━━━ Supplied records ━━━

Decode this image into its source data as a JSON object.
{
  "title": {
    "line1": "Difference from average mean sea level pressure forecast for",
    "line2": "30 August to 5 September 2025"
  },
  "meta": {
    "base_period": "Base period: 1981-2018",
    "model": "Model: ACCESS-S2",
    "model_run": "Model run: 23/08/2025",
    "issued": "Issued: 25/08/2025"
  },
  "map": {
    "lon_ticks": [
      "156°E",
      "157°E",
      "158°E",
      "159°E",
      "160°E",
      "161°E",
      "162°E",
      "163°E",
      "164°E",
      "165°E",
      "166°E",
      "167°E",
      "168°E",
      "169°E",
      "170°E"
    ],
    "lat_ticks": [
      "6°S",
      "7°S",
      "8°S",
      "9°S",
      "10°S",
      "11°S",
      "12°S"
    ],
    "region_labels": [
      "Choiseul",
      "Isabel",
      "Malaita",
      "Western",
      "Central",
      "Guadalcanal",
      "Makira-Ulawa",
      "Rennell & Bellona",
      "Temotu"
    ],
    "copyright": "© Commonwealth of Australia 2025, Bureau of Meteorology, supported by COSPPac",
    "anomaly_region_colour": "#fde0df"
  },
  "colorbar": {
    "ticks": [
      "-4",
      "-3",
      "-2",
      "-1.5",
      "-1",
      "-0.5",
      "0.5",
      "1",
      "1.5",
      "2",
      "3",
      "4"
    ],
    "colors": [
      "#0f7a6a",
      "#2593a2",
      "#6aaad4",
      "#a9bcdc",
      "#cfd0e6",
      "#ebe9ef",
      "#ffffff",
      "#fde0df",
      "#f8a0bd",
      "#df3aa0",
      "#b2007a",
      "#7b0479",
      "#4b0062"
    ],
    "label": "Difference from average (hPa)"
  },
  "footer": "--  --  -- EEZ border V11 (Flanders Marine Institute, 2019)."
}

━━━

--- Requirement ---
Report each line in the preceding entries that holds the string "average".

--- Completed task ---
    "line1": "Difference from average mean sea level pressure forecast for",
    "label": "Difference from average (hPa)"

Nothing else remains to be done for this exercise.